# Exercise prompt
Present the material from the line containing "List each element" through the line containing "77, 36, 85]", both included, as a numbered list with any blank lines omitted.
** begin Material for the task **
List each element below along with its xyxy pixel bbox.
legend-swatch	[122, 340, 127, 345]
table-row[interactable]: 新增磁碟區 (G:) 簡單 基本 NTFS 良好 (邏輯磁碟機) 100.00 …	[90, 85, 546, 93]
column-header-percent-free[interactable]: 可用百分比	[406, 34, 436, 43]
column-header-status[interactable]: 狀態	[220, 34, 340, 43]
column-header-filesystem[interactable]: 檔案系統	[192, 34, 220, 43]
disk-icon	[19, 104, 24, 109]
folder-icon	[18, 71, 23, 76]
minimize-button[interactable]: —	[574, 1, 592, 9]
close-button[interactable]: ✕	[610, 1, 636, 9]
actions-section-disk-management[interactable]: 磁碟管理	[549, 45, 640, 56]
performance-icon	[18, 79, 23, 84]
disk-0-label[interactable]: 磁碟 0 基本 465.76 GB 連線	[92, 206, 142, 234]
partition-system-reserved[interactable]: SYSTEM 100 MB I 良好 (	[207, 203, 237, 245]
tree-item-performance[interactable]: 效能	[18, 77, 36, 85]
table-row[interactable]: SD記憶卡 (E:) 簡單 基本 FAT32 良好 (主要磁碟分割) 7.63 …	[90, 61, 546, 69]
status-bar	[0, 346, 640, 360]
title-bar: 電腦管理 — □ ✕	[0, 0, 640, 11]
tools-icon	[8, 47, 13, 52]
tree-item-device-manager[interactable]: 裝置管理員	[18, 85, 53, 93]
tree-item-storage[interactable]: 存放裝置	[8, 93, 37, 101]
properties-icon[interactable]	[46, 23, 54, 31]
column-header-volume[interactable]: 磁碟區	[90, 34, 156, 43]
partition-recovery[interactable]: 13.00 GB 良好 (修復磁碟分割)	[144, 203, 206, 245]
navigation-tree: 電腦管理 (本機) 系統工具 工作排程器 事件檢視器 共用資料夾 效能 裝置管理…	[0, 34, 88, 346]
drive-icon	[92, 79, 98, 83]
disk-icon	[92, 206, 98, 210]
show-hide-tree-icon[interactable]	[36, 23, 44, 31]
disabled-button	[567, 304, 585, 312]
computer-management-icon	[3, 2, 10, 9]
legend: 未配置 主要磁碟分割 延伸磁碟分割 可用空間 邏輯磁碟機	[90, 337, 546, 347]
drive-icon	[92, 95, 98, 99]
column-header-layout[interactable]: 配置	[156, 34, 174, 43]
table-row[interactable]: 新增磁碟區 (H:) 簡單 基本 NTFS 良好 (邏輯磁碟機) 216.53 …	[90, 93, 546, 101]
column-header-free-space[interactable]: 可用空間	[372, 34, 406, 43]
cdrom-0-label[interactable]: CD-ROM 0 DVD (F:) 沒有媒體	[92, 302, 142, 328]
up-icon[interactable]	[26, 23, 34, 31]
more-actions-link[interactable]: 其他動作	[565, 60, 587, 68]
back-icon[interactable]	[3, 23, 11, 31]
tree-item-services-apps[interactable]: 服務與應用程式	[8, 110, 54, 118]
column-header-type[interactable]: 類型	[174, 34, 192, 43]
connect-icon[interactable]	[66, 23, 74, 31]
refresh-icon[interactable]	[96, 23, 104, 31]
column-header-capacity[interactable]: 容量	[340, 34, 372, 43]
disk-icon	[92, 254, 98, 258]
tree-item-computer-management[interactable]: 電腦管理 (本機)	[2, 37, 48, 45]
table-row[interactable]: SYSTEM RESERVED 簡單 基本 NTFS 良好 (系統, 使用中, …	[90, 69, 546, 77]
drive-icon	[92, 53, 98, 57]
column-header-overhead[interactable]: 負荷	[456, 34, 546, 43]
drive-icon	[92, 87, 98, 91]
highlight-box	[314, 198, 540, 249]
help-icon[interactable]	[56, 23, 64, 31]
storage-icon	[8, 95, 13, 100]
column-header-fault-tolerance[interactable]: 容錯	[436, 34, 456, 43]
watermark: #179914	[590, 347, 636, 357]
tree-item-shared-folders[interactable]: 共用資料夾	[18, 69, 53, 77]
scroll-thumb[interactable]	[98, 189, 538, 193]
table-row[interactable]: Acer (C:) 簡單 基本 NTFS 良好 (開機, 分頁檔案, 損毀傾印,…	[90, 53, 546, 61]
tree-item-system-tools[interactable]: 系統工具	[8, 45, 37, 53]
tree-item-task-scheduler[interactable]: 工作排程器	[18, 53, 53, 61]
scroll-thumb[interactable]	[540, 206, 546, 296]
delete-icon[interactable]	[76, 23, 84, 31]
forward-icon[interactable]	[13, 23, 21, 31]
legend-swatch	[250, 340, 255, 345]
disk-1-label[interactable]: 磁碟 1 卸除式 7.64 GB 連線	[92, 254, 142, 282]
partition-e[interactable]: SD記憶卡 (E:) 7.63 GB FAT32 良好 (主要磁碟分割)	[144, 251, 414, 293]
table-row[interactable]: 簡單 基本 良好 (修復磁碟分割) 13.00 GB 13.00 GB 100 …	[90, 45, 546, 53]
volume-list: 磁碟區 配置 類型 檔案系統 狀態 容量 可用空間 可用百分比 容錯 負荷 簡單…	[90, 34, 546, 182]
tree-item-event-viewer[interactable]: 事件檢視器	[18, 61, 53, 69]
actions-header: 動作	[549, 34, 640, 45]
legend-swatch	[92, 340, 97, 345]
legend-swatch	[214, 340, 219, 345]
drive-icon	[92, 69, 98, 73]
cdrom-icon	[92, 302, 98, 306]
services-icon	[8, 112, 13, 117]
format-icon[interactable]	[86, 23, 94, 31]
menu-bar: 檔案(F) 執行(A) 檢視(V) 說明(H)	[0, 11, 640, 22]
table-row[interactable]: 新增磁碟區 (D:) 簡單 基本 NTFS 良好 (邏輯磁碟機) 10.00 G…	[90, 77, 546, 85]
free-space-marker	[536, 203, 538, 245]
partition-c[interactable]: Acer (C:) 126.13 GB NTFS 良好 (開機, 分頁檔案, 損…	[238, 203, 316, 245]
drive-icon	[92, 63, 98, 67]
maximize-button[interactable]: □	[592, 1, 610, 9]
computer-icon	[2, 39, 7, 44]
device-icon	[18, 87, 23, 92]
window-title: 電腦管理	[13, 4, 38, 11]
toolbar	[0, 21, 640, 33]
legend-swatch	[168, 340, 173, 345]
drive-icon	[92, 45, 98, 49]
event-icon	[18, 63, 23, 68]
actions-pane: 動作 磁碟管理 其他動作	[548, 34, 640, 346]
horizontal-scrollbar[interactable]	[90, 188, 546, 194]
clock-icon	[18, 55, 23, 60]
** end Material for the task **
** begin Material for the task **
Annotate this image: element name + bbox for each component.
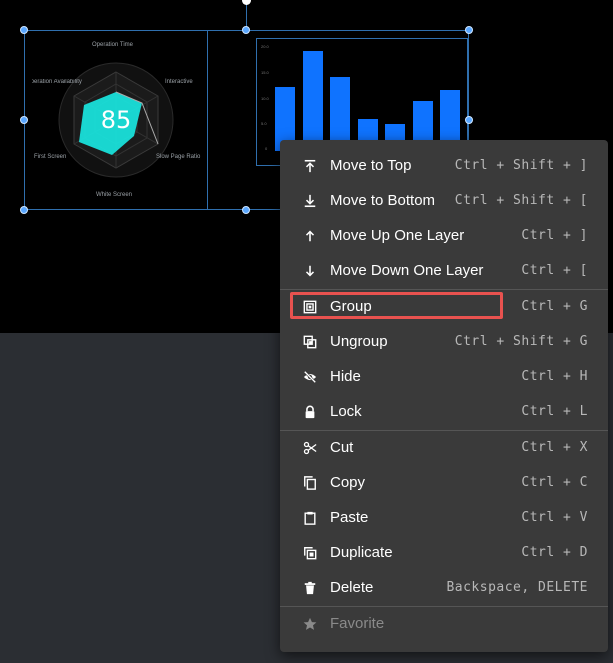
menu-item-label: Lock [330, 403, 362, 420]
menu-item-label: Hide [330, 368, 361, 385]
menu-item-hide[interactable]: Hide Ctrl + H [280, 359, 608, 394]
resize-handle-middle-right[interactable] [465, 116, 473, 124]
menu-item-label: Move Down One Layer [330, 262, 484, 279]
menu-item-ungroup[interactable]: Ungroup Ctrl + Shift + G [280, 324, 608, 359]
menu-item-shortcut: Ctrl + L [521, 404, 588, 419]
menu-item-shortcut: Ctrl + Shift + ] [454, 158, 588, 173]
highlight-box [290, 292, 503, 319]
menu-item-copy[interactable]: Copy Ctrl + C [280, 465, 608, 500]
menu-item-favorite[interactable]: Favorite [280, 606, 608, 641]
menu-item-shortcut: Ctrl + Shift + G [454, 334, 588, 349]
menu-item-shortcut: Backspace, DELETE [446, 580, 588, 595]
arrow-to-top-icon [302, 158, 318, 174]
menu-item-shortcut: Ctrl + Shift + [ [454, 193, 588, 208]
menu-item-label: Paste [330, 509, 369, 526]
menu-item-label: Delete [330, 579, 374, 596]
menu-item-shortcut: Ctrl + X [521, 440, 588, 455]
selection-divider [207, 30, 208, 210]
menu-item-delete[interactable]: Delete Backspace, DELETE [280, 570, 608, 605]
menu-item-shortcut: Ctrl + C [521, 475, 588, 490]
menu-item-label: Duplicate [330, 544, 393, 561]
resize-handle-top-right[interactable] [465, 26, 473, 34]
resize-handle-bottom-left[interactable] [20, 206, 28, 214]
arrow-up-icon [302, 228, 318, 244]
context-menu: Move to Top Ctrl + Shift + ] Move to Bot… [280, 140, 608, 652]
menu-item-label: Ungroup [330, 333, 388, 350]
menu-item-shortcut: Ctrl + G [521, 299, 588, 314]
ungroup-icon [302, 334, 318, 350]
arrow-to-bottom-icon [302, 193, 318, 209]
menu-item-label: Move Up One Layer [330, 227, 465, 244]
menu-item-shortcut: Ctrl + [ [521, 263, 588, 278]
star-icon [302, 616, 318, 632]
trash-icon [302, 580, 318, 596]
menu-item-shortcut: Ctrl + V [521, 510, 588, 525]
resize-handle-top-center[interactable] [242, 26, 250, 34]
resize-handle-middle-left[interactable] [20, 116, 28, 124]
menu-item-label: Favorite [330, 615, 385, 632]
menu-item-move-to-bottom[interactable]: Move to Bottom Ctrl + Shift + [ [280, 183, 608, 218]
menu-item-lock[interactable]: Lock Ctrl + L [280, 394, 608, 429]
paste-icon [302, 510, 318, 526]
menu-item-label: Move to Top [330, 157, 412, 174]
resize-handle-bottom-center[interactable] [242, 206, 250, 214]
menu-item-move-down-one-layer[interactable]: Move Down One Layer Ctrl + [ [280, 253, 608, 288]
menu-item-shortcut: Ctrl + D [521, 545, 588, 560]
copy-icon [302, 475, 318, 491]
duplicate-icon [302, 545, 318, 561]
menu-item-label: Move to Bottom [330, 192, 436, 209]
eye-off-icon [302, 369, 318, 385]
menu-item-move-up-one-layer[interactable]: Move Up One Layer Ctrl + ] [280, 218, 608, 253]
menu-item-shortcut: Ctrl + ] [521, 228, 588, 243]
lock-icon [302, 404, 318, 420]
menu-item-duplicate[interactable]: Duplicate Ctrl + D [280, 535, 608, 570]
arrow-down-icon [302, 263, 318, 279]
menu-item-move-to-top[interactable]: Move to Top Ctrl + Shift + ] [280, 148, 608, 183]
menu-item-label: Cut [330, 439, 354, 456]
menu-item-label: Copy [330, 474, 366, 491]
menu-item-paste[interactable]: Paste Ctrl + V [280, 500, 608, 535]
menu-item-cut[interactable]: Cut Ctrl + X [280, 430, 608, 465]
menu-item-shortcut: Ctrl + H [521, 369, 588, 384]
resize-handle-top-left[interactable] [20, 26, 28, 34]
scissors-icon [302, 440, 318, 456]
** end Material for the task **
# The completed task
1. List each element below along with its xyxy pixel bbox.
2. legend-swatch	[122, 340, 127, 345]
3. table-row[interactable]: 新增磁碟區 (G:) 簡單 基本 NTFS 良好 (邏輯磁碟機) 100.00 …	[90, 85, 546, 93]
4. column-header-percent-free[interactable]: 可用百分比	[406, 34, 436, 43]
5. column-header-status[interactable]: 狀態	[220, 34, 340, 43]
6. column-header-filesystem[interactable]: 檔案系統	[192, 34, 220, 43]
7. disk-icon	[19, 104, 24, 109]
8. folder-icon	[18, 71, 23, 76]
9. minimize-button[interactable]: —	[574, 1, 592, 9]
10. close-button[interactable]: ✕	[610, 1, 636, 9]
11. actions-section-disk-management[interactable]: 磁碟管理	[549, 45, 640, 56]
12. performance-icon	[18, 79, 23, 84]
13. disk-0-label[interactable]: 磁碟 0 基本 465.76 GB 連線	[92, 206, 142, 234]
14. partition-system-reserved[interactable]: SYSTEM 100 MB I 良好 (	[207, 203, 237, 245]
15. tree-item-performance[interactable]: 效能	[18, 77, 36, 85]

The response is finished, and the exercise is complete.